▶ [THE TASK]
Every line below should be repeated exactly.

Dataset rows about figures
▼

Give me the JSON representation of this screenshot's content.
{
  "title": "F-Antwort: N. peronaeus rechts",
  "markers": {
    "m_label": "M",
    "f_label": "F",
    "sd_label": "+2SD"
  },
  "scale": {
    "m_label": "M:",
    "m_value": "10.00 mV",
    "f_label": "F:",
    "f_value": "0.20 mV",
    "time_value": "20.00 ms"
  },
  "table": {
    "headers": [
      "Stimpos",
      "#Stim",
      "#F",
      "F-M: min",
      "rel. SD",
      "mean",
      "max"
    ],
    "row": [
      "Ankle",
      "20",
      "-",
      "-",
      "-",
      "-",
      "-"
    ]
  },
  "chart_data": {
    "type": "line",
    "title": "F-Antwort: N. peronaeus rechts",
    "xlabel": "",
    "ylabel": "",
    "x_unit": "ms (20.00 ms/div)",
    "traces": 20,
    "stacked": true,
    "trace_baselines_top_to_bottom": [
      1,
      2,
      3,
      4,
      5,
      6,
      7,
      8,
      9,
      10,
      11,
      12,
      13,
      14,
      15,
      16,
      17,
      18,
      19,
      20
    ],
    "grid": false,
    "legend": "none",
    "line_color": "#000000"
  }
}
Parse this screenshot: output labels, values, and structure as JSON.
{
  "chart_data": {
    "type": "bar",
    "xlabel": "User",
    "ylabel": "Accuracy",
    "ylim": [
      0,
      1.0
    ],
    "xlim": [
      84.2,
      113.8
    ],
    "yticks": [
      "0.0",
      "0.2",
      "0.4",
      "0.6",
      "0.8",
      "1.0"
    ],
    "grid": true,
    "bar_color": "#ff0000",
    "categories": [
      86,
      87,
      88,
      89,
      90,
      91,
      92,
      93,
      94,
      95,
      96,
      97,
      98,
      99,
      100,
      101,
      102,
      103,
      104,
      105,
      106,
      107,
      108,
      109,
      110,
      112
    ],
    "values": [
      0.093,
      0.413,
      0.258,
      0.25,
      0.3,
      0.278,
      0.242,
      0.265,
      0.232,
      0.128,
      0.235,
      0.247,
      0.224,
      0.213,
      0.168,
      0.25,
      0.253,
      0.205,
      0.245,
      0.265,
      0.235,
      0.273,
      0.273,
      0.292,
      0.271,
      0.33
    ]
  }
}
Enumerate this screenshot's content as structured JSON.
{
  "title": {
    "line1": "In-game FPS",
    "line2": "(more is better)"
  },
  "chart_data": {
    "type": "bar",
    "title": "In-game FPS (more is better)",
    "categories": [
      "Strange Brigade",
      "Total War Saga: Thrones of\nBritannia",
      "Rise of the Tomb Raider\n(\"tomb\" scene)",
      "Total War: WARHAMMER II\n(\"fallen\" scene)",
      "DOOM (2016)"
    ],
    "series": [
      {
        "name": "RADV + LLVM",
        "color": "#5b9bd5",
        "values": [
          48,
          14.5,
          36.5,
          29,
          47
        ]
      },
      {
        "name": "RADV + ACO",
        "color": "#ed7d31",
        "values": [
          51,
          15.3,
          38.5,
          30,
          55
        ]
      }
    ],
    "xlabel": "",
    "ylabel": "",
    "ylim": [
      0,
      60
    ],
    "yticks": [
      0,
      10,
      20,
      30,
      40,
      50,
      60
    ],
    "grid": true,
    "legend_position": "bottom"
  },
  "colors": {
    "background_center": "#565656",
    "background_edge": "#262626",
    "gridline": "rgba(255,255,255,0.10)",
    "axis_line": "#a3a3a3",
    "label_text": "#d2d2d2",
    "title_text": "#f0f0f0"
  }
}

▲

▶ [WRITTEN SOLUTION]
Give me the JSON representation of this screenshot's content.
{
  "title": "F-Antwort: N. peronaeus rechts",
  "markers": {
    "m_label": "M",
    "f_label": "F",
    "sd_label": "+2SD"
  },
  "scale": {
    "m_label": "M:",
    "m_value": "10.00 mV",
    "f_label": "F:",
    "f_value": "0.20 mV",
    "time_value": "20.00 ms"
  },
  "table": {
    "headers": [
      "Stimpos",
      "#Stim",
      "#F",
      "F-M: min",
      "rel. SD",
      "mean",
      "max"
    ],
    "row": [
      "Ankle",
      "20",
      "-",
      "-",
      "-",
      "-",
      "-"
    ]
  },
  "chart_data": {
    "type": "line",
    "title": "F-Antwort: N. peronaeus rechts",
    "xlabel": "",
    "ylabel": "",
    "x_unit": "ms (20.00 ms/div)",
    "traces": 20,
    "stacked": true,
    "trace_baselines_top_to_bottom": [
      1,
      2,
      3,
      4,
      5,
      6,
      7,
      8,
      9,
      10,
      11,
      12,
      13,
      14,
      15,
      16,
      17,
      18,
      19,
      20
    ],
    "grid": false,
    "legend": "none",
    "line_color": "#000000"
  }
}
Parse this screenshot: output labels, values, and structure as JSON.
{
  "chart_data": {
    "type": "bar",
    "xlabel": "User",
    "ylabel": "Accuracy",
    "ylim": [
      0,
      1.0
    ],
    "xlim": [
      84.2,
      113.8
    ],
    "yticks": [
      "0.0",
      "0.2",
      "0.4",
      "0.6",
      "0.8",
      "1.0"
    ],
    "grid": true,
    "bar_color": "#ff0000",
    "categories": [
      86,
      87,
      88,
      89,
      90,
      91,
      92,
      93,
      94,
      95,
      96,
      97,
      98,
      99,
      100,
      101,
      102,
      103,
      104,
      105,
      106,
      107,
      108,
      109,
      110,
      112
    ],
    "values": [
      0.093,
      0.413,
      0.258,
      0.25,
      0.3,
      0.278,
      0.242,
      0.265,
      0.232,
      0.128,
      0.235,
      0.247,
      0.224,
      0.213,
      0.168,
      0.25,
      0.253,
      0.205,
      0.245,
      0.265,
      0.235,
      0.273,
      0.273,
      0.292,
      0.271,
      0.33
    ]
  }
}
Enumerate this screenshot's content as structured JSON.
{
  "title": {
    "line1": "In-game FPS",
    "line2": "(more is better)"
  },
  "chart_data": {
    "type": "bar",
    "title": "In-game FPS (more is better)",
    "categories": [
      "Strange Brigade",
      "Total War Saga: Thrones of\nBritannia",
      "Rise of the Tomb Raider\n(\"tomb\" scene)",
      "Total War: WARHAMMER II\n(\"fallen\" scene)",
      "DOOM (2016)"
    ],
    "series": [
      {
        "name": "RADV + LLVM",
        "color": "#5b9bd5",
        "values": [
          48,
          14.5,
          36.5,
          29,
          47
        ]
      },
      {
        "name": "RADV + ACO",
        "color": "#ed7d31",
        "values": [
          51,
          15.3,
          38.5,
          30,
          55
        ]
      }
    ],
    "xlabel": "",
    "ylabel": "",
    "ylim": [
      0,
      60
    ],
    "yticks": [
      0,
      10,
      20,
      30,
      40,
      50,
      60
    ],
    "grid": true,
    "legend_position": "bottom"
  },
  "colors": {
    "background_center": "#565656",
    "background_edge": "#262626",
    "gridline": "rgba(255,255,255,0.10)",
    "axis_line": "#a3a3a3",
    "label_text": "#d2d2d2",
    "title_text": "#f0f0f0"
  }
}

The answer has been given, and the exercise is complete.